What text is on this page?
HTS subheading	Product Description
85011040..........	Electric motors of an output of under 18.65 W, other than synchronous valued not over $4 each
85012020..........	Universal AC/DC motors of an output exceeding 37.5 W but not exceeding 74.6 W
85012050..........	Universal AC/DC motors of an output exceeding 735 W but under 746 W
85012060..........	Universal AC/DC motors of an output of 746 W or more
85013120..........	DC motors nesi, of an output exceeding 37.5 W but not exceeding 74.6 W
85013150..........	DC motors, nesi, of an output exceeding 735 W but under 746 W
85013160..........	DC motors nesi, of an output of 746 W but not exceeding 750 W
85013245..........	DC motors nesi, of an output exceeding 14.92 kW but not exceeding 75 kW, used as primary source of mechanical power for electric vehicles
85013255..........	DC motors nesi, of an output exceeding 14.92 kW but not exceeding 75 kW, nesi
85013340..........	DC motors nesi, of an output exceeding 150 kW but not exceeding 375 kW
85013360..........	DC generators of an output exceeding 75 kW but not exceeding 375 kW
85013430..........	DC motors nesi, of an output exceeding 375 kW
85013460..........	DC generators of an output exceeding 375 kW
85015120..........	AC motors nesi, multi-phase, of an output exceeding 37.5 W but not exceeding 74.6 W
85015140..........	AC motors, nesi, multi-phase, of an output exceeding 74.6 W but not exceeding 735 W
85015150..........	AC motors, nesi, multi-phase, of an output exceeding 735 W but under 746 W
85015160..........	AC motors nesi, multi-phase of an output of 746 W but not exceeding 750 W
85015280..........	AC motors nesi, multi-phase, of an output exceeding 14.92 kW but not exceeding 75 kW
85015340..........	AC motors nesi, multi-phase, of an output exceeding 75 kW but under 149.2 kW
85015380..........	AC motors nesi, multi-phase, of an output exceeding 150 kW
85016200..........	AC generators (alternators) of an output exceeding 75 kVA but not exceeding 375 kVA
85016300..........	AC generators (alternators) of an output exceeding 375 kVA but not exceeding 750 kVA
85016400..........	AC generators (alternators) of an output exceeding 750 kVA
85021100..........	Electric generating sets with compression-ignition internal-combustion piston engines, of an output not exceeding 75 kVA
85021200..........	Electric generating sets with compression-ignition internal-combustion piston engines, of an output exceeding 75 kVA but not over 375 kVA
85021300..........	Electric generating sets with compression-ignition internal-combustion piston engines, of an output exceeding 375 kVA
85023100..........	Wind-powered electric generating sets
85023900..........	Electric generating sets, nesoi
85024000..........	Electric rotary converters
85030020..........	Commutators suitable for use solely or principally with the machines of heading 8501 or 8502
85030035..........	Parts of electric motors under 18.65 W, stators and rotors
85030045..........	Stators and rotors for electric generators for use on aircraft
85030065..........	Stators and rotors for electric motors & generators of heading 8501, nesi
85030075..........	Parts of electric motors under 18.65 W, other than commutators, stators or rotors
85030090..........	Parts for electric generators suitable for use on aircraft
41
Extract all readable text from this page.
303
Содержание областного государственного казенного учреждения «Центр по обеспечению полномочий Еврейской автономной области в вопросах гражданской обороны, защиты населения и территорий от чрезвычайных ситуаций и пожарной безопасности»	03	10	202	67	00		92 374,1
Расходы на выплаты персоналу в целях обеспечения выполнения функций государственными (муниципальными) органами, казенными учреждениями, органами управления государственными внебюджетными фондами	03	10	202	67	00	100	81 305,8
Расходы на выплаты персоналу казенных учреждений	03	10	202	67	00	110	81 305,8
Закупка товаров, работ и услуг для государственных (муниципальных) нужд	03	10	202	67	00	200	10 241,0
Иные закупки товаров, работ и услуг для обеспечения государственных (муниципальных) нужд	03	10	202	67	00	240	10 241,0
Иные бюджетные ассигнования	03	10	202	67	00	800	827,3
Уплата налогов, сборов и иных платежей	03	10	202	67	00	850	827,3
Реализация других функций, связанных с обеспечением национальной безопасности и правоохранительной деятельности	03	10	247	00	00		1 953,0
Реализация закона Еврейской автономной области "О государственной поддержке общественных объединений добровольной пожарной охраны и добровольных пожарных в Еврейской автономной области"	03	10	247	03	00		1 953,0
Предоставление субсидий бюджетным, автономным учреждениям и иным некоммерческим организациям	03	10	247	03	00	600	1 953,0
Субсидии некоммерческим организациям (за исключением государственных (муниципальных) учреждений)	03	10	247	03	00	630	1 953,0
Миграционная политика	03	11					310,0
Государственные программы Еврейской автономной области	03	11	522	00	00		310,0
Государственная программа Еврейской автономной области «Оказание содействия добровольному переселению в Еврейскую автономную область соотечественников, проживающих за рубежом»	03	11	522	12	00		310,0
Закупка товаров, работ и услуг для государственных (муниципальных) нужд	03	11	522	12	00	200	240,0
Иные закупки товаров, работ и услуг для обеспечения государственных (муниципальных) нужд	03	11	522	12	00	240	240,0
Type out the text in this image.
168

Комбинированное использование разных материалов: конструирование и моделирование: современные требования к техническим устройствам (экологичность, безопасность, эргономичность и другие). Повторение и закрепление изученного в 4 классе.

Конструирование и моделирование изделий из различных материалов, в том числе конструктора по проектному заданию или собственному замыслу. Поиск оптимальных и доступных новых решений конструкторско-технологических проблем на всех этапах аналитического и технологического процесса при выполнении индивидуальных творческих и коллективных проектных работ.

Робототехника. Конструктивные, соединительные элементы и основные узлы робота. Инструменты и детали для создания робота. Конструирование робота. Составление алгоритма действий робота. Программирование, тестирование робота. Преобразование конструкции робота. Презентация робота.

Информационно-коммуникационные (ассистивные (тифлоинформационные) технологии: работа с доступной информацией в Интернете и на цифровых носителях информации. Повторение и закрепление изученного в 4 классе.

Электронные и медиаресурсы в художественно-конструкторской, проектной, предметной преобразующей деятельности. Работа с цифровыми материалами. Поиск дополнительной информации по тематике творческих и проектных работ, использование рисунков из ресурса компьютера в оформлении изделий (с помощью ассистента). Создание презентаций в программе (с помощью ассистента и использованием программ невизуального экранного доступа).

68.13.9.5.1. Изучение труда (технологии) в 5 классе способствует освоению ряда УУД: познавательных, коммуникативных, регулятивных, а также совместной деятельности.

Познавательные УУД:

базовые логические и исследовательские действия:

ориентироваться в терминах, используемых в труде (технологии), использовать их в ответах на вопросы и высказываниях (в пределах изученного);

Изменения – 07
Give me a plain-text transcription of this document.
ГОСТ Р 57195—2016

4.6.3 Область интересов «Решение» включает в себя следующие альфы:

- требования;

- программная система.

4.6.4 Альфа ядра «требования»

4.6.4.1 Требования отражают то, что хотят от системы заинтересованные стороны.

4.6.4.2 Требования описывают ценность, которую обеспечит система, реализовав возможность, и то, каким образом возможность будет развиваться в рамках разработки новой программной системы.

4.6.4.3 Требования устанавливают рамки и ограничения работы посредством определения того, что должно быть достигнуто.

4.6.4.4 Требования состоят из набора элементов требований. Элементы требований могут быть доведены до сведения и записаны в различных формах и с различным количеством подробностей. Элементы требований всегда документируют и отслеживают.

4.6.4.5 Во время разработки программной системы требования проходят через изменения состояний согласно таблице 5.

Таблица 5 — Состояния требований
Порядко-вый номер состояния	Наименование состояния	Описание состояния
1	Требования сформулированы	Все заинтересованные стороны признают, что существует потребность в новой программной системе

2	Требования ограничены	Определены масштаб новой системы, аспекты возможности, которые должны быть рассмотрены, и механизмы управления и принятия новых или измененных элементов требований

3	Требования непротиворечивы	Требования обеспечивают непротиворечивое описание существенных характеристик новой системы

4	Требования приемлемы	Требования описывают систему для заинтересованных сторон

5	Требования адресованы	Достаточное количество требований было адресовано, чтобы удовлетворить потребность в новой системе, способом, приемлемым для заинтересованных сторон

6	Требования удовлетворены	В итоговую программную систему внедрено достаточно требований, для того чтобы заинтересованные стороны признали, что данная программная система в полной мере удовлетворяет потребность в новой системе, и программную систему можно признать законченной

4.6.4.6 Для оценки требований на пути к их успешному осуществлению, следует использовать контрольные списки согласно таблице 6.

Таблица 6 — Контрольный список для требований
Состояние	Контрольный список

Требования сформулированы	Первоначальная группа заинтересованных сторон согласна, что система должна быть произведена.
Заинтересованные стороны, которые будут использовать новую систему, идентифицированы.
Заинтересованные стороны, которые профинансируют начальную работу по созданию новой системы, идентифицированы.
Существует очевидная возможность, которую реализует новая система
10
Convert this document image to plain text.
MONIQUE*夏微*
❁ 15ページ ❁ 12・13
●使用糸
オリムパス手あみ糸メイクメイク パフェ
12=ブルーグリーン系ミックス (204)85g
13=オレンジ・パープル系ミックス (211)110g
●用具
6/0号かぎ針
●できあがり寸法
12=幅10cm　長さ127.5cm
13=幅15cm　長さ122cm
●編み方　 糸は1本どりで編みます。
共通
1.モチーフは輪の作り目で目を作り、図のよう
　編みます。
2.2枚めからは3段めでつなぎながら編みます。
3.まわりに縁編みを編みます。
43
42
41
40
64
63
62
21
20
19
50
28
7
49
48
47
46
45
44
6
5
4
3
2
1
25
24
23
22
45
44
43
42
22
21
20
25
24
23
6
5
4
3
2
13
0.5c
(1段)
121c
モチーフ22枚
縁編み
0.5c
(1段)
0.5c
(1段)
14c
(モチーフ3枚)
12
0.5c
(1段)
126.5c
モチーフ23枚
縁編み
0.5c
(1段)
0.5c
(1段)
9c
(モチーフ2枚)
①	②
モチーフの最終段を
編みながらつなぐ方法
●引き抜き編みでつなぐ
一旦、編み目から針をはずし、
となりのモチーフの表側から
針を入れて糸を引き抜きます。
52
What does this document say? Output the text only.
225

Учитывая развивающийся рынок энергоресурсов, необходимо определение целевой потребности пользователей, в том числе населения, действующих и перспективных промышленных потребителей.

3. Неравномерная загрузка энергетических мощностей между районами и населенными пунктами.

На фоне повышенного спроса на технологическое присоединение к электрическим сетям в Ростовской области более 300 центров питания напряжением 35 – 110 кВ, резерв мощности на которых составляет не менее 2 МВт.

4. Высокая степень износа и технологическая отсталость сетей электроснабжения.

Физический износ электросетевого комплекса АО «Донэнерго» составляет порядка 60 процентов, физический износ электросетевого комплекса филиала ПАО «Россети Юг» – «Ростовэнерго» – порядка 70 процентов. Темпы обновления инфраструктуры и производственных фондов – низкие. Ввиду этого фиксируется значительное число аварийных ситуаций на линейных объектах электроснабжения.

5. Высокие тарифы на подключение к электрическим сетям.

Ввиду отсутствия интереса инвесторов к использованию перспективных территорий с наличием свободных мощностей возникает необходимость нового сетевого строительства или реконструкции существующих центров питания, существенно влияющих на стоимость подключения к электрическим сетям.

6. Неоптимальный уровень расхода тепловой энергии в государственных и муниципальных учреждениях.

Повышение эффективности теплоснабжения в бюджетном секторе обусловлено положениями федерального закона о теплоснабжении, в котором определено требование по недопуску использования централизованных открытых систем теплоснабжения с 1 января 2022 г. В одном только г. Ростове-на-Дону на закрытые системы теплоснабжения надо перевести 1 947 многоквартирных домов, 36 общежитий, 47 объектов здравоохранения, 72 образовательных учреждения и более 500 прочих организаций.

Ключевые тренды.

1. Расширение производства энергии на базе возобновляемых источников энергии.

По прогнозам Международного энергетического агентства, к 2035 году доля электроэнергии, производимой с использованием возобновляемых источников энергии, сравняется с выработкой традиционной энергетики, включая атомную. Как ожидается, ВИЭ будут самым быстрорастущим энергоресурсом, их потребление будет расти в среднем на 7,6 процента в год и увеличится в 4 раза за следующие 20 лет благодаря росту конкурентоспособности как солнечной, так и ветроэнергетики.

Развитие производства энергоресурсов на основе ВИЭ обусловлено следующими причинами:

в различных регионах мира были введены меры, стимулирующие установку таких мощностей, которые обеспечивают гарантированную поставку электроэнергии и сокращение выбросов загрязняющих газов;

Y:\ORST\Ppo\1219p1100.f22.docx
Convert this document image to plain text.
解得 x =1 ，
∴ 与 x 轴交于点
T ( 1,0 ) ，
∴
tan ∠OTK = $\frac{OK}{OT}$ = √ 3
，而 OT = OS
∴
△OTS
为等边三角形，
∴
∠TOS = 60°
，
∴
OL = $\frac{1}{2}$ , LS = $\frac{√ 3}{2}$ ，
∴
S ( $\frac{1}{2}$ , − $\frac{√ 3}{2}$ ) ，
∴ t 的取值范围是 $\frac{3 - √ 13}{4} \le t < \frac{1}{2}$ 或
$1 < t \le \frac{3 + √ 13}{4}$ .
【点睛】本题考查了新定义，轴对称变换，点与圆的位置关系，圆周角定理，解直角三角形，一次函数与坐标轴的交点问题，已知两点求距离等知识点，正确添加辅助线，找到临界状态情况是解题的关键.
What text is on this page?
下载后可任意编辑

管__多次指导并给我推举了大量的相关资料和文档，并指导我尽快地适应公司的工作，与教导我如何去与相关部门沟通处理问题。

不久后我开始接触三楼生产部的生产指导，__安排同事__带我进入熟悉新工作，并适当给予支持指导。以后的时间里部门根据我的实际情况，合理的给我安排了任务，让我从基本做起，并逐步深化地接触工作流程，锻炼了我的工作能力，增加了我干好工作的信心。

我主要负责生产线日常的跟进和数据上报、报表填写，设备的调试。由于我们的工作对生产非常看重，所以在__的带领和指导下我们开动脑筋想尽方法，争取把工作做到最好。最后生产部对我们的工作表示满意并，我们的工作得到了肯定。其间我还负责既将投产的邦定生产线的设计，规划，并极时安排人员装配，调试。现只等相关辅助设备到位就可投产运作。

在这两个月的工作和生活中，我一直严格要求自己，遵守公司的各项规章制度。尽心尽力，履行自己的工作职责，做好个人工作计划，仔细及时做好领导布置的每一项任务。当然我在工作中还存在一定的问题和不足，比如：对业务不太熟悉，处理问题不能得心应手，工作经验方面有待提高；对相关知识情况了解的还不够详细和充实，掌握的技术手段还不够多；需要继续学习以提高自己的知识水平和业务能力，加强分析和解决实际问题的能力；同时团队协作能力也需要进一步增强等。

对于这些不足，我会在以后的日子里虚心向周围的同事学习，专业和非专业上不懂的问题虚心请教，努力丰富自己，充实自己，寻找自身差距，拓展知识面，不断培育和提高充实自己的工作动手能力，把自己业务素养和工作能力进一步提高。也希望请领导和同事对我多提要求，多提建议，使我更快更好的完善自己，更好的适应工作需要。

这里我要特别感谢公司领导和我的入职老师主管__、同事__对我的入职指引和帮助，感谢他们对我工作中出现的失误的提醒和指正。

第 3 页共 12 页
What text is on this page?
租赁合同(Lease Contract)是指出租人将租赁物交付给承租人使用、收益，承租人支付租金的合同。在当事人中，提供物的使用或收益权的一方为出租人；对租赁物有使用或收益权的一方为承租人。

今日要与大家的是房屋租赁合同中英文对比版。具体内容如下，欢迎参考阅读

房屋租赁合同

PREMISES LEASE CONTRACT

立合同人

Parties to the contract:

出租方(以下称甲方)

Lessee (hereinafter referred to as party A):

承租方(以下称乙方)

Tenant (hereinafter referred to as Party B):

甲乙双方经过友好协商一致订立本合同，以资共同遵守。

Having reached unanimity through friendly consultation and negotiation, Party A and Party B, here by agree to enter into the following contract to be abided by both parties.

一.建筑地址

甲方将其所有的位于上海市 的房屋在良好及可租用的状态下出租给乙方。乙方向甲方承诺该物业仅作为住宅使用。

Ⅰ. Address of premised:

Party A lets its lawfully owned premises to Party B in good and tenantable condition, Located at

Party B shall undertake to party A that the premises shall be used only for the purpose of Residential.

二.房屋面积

→ Task requirements
Take every line from the data above that holds "описывают" and copy it out.

→ Task result
4.6.4.2 Требования описывают ценность, которую обеспечит система, реализовав возможность, и то, каким образом возможность будет развиваться в рамках разработки новой программной системы.
4	Требования приемлемы	Требования описывают систему для заинтересованных сторон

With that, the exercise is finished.